[[ Provided records, beginning ]]

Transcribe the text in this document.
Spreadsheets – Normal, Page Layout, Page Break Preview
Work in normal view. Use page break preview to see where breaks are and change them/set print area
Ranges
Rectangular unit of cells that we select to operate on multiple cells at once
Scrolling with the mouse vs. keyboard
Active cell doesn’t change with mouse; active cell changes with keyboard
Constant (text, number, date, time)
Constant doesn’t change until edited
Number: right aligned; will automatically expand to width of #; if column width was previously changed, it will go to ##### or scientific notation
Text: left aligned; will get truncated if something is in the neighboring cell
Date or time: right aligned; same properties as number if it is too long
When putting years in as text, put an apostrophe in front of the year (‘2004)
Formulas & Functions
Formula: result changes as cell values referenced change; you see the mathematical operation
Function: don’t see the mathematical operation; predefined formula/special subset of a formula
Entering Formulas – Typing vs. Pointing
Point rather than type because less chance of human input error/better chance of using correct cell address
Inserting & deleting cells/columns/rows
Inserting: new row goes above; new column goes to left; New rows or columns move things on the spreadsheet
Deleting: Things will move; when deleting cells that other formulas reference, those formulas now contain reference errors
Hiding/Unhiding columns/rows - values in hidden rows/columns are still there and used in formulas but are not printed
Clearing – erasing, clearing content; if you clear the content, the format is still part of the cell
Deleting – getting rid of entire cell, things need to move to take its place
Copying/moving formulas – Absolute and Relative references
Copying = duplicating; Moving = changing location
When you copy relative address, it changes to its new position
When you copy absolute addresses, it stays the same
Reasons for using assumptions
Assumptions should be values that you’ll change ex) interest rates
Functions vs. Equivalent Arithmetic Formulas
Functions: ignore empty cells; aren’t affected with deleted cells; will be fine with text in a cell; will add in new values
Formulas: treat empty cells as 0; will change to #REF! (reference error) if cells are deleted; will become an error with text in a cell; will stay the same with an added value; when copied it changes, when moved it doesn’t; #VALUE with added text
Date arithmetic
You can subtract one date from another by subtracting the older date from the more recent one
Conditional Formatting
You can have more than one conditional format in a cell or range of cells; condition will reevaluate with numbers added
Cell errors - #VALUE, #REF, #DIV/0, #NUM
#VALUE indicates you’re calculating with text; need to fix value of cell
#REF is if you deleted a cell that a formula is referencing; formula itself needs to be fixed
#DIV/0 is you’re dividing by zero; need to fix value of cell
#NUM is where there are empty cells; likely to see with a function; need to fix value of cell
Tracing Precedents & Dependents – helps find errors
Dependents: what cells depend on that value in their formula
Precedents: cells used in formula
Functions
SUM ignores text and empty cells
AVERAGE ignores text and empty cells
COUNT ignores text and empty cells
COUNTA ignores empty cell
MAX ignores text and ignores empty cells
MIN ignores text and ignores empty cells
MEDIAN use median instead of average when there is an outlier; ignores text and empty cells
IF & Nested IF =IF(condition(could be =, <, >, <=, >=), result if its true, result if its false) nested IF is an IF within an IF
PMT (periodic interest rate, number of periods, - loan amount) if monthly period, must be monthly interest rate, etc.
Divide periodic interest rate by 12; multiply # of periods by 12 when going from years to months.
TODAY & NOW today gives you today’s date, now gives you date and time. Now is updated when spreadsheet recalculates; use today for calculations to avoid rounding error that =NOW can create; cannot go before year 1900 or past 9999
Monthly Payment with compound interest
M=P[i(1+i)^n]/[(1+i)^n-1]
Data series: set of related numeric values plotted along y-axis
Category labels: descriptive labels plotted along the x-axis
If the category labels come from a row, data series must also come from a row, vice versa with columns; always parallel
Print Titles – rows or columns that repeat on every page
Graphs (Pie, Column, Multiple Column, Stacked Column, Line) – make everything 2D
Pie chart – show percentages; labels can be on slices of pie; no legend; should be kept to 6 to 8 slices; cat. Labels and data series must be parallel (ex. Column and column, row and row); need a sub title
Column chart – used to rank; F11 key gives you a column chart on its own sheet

[[ Provided records, end ]]

Exercise description:
Transcribe the data above so that every line matches exactly.

Output for this task:
Transcribe the text in this document.
Spreadsheets – Normal, Page Layout, Page Break Preview
Work in normal view. Use page break preview to see where breaks are and change them/set print area
Ranges
Rectangular unit of cells that we select to operate on multiple cells at once
Scrolling with the mouse vs. keyboard
Active cell doesn’t change with mouse; active cell changes with keyboard
Constant (text, number, date, time)
Constant doesn’t change until edited
Number: right aligned; will automatically expand to width of #; if column width was previously changed, it will go to ##### or scientific notation
Text: left aligned; will get truncated if something is in the neighboring cell
Date or time: right aligned; same properties as number if it is too long
When putting years in as text, put an apostrophe in front of the year (‘2004)
Formulas & Functions
Formula: result changes as cell values referenced change; you see the mathematical operation
Function: don’t see the mathematical operation; predefined formula/special subset of a formula
Entering Formulas – Typing vs. Pointing
Point rather than type because less chance of human input error/better chance of using correct cell address
Inserting & deleting cells/columns/rows
Inserting: new row goes above; new column goes to left; New rows or columns move things on the spreadsheet
Deleting: Things will move; when deleting cells that other formulas reference, those formulas now contain reference errors
Hiding/Unhiding columns/rows - values in hidden rows/columns are still there and used in formulas but are not printed
Clearing – erasing, clearing content; if you clear the content, the format is still part of the cell
Deleting – getting rid of entire cell, things need to move to take its place
Copying/moving formulas – Absolute and Relative references
Copying = duplicating; Moving = changing location
When you copy relative address, it changes to its new position
When you copy absolute addresses, it stays the same
Reasons for using assumptions
Assumptions should be values that you’ll change ex) interest rates
Functions vs. Equivalent Arithmetic Formulas
Functions: ignore empty cells; aren’t affected with deleted cells; will be fine with text in a cell; will add in new values
Formulas: treat empty cells as 0; will change to #REF! (reference error) if cells are deleted; will become an error with text in a cell; will stay the same with an added value; when copied it changes, when moved it doesn’t; #VALUE with added text
Date arithmetic
You can subtract one date from another by subtracting the older date from the more recent one
Conditional Formatting
You can have more than one conditional format in a cell or range of cells; condition will reevaluate with numbers added
Cell errors - #VALUE, #REF, #DIV/0, #NUM
#VALUE indicates you’re calculating with text; need to fix value of cell
#REF is if you deleted a cell that a formula is referencing; formula itself needs to be fixed
#DIV/0 is you’re dividing by zero; need to fix value of cell
#NUM is where there are empty cells; likely to see with a function; need to fix value of cell
Tracing Precedents & Dependents – helps find errors
Dependents: what cells depend on that value in their formula
Precedents: cells used in formula
Functions
SUM ignores text and empty cells
AVERAGE ignores text and empty cells
COUNT ignores text and empty cells
COUNTA ignores empty cell
MAX ignores text and ignores empty cells
MIN ignores text and ignores empty cells
MEDIAN use median instead of average when there is an outlier; ignores text and empty cells
IF & Nested IF =IF(condition(could be =, <, >, <=, >=), result if its true, result if its false) nested IF is an IF within an IF
PMT (periodic interest rate, number of periods, - loan amount) if monthly period, must be monthly interest rate, etc.
Divide periodic interest rate by 12; multiply # of periods by 12 when going from years to months.
TODAY & NOW today gives you today’s date, now gives you date and time. Now is updated when spreadsheet recalculates; use today for calculations to avoid rounding error that =NOW can create; cannot go before year 1900 or past 9999
Monthly Payment with compound interest
M=P[i(1+i)^n]/[(1+i)^n-1]
Data series: set of related numeric values plotted along y-axis
Category labels: descriptive labels plotted along the x-axis
If the category labels come from a row, data series must also come from a row, vice versa with columns; always parallel
Print Titles – rows or columns that repeat on every page
Graphs (Pie, Column, Multiple Column, Stacked Column, Line) – make everything 2D
Pie chart – show percentages; labels can be on slices of pie; no legend; should be kept to 6 to 8 slices; cat. Labels and data series must be parallel (ex. Column and column, row and row); need a sub title
Column chart – used to rank; F11 key gives you a column chart on its own sheet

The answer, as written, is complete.